## Problem details
Reply with only the number of lines that contain the string "開始下載".

════════

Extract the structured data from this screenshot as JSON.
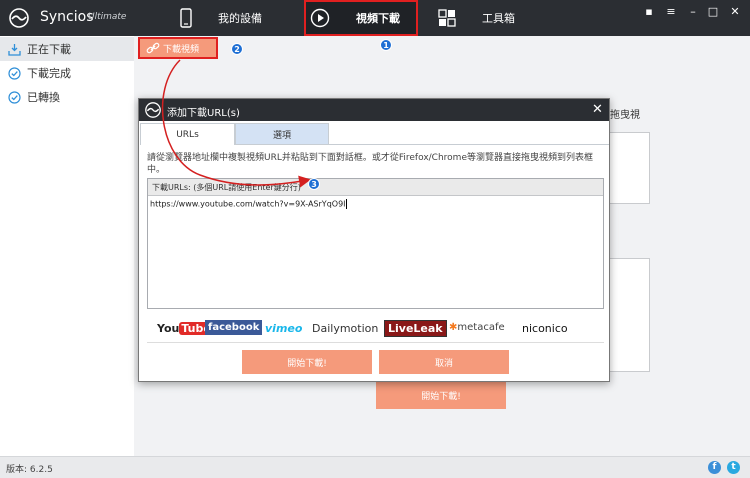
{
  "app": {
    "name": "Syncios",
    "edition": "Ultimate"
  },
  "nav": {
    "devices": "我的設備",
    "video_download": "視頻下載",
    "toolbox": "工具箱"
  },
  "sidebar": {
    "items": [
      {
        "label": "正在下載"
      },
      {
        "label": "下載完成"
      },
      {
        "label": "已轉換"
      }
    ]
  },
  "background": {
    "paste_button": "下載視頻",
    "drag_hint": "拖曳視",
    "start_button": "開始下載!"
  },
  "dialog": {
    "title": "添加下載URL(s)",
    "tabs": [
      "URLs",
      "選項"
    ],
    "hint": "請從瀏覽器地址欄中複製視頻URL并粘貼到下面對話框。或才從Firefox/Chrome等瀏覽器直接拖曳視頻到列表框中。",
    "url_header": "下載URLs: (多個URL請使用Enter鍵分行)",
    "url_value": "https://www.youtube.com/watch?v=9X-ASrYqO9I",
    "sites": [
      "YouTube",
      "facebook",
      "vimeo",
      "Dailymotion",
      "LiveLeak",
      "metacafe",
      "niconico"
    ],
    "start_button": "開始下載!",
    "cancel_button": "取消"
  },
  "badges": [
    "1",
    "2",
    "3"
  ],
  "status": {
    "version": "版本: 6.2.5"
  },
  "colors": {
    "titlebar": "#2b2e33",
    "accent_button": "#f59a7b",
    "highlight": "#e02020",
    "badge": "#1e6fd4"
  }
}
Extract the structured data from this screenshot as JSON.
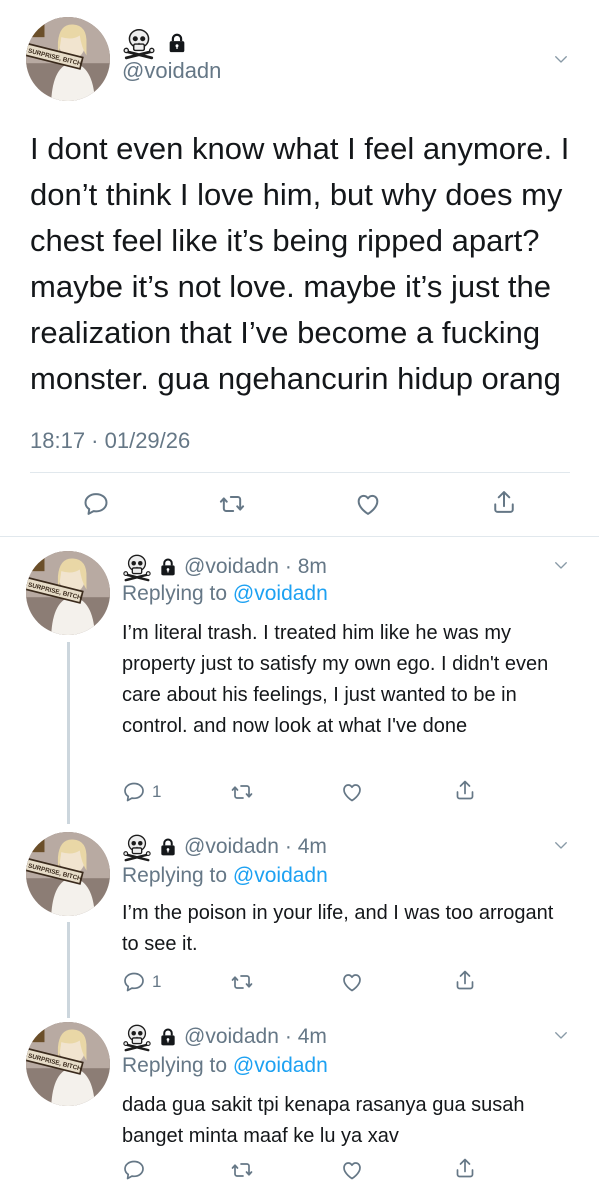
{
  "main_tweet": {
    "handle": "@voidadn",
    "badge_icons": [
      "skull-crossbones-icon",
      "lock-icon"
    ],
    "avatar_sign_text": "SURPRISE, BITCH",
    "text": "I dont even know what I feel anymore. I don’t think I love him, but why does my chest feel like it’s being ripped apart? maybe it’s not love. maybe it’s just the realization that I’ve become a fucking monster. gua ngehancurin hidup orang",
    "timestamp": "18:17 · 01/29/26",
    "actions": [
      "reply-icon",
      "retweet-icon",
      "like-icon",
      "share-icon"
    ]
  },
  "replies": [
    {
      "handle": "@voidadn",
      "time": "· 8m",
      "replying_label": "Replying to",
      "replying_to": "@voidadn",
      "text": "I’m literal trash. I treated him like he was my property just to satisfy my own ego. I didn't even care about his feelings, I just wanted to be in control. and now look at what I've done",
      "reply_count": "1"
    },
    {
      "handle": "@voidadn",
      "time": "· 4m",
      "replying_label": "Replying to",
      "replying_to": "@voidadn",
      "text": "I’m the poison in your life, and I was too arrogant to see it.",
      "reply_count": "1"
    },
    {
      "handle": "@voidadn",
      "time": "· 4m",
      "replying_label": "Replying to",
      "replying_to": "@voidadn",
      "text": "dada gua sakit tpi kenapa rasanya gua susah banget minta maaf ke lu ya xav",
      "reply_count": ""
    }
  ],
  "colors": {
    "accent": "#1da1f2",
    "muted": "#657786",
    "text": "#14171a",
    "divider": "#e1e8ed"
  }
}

════════

## Written response
2